▸ **WHAT TO PRODUCE**
Look through the data below and count each line where the word "JSON" appears. Reply with the count alone.

[Recorded data]
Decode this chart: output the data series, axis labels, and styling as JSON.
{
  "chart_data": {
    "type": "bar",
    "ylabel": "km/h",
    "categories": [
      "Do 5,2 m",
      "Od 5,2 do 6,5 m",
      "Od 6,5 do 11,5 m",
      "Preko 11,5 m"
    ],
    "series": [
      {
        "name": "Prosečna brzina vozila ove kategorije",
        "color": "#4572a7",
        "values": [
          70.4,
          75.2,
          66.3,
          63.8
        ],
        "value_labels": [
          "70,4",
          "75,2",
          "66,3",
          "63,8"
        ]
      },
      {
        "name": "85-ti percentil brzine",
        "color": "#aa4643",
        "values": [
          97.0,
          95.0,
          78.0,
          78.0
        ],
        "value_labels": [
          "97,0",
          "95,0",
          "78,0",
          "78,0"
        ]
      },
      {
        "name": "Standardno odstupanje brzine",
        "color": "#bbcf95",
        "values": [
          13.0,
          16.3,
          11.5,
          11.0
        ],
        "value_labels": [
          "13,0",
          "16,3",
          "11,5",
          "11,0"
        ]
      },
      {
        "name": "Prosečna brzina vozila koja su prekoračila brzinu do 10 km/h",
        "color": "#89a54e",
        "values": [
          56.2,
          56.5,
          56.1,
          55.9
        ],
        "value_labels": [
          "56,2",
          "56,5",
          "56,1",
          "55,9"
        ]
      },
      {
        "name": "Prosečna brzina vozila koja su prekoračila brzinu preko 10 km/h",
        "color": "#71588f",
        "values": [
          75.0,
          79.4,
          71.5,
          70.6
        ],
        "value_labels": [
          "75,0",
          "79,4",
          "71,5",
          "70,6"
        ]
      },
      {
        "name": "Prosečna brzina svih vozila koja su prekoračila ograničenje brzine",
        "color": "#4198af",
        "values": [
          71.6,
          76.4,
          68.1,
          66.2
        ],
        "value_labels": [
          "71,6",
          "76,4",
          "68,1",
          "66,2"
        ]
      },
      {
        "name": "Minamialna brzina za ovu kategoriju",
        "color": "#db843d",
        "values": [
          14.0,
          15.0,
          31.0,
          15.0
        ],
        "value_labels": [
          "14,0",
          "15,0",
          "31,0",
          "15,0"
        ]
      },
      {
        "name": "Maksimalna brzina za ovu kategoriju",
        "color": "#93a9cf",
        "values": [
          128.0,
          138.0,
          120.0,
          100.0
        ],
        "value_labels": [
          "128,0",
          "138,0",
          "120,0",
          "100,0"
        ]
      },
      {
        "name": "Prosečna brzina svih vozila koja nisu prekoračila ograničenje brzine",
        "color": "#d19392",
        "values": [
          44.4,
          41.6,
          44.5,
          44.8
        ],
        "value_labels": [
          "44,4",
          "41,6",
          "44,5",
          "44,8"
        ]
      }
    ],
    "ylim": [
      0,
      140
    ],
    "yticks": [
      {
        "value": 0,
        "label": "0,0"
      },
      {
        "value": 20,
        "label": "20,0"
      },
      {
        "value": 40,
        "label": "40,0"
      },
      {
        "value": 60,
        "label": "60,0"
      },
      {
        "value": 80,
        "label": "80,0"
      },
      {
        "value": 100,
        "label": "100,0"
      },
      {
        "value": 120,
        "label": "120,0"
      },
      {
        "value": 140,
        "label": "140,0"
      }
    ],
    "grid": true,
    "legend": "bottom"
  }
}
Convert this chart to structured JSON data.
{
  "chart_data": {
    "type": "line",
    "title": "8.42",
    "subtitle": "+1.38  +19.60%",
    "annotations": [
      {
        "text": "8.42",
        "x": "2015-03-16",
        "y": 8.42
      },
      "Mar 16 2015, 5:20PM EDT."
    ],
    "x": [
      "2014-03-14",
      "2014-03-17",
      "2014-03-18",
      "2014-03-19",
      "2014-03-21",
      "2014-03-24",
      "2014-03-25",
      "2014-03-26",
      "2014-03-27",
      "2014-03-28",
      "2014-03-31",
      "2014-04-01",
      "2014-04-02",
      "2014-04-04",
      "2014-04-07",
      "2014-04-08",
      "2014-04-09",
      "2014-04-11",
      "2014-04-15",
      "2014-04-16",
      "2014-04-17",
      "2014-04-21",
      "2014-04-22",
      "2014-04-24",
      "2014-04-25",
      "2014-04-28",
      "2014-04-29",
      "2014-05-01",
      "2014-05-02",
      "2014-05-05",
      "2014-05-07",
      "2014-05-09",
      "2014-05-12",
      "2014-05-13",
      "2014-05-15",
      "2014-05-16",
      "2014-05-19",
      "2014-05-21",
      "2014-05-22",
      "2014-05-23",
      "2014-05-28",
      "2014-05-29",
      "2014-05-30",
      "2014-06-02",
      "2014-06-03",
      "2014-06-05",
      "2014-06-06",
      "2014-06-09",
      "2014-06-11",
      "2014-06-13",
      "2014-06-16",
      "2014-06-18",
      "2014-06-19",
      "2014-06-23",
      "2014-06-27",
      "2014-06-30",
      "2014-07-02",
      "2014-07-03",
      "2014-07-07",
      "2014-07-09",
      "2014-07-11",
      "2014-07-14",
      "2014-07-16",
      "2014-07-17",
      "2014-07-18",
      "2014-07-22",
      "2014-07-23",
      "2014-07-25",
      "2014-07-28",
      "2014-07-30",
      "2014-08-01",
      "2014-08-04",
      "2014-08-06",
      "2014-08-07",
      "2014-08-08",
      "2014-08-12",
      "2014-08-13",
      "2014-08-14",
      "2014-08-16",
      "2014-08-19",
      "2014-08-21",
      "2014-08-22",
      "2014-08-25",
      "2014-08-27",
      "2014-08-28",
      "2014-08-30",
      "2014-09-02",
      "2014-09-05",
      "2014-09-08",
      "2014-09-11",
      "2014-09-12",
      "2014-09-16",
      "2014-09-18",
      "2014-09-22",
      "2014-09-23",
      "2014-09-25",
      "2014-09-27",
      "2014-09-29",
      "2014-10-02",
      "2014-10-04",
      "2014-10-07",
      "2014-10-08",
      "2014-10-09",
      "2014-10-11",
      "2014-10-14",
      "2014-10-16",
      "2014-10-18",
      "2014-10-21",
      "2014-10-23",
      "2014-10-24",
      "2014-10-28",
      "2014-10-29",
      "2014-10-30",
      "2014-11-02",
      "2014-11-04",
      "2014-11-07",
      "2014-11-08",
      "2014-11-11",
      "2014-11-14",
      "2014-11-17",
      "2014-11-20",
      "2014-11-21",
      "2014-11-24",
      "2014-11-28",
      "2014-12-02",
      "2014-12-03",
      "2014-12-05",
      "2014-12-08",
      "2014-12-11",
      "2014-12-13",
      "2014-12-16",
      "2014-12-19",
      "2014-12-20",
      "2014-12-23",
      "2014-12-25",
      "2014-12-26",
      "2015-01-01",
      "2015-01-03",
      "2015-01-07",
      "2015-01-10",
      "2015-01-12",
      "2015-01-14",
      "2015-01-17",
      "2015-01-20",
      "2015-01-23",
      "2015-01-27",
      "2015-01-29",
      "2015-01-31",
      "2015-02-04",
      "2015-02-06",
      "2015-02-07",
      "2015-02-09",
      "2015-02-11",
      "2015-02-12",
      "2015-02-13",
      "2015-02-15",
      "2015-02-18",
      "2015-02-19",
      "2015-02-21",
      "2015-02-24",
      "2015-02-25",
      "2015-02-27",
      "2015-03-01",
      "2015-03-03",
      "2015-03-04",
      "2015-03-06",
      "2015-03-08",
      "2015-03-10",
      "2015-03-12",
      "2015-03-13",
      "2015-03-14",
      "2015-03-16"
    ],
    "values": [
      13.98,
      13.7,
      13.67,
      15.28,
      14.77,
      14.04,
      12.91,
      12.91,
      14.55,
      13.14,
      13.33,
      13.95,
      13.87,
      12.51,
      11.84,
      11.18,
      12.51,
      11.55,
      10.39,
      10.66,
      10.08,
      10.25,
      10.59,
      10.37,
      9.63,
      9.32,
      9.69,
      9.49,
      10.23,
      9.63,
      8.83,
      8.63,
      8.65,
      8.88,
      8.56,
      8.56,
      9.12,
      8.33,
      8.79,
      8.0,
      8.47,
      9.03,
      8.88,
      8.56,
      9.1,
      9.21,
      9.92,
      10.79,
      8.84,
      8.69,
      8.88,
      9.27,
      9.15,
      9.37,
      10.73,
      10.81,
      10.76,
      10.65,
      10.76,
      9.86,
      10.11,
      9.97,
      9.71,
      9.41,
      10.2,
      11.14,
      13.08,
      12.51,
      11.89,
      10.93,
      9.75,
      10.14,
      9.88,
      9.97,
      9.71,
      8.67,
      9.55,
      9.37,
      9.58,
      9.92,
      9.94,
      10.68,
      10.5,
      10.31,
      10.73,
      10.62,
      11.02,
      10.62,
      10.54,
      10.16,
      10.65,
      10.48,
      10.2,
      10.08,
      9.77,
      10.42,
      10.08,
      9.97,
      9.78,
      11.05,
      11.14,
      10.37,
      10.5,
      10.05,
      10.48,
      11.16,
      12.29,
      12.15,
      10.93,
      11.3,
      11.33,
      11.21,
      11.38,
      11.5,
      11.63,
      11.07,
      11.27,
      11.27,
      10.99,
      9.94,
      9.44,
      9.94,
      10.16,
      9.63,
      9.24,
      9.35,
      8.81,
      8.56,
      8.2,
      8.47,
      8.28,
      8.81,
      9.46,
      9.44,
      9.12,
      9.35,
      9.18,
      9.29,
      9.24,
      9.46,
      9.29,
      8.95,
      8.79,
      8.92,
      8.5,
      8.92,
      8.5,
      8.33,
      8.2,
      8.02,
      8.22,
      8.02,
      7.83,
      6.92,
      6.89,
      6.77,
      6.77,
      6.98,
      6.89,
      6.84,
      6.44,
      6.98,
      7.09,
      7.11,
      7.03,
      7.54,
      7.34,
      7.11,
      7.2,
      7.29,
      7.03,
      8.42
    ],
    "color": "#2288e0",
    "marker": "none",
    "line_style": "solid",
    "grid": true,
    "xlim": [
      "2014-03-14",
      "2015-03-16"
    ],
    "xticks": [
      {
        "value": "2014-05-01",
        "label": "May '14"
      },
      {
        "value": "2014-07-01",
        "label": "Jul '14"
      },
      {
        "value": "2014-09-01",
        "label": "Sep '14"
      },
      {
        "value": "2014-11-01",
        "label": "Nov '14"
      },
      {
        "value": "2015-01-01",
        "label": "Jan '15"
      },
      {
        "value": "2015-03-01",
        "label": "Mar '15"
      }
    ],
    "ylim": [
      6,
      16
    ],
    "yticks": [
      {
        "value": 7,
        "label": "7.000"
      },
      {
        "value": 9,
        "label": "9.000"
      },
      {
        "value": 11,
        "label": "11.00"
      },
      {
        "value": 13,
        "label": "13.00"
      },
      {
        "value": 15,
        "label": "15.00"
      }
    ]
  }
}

▸ **OUTPUT OF THE EXERCISE**
2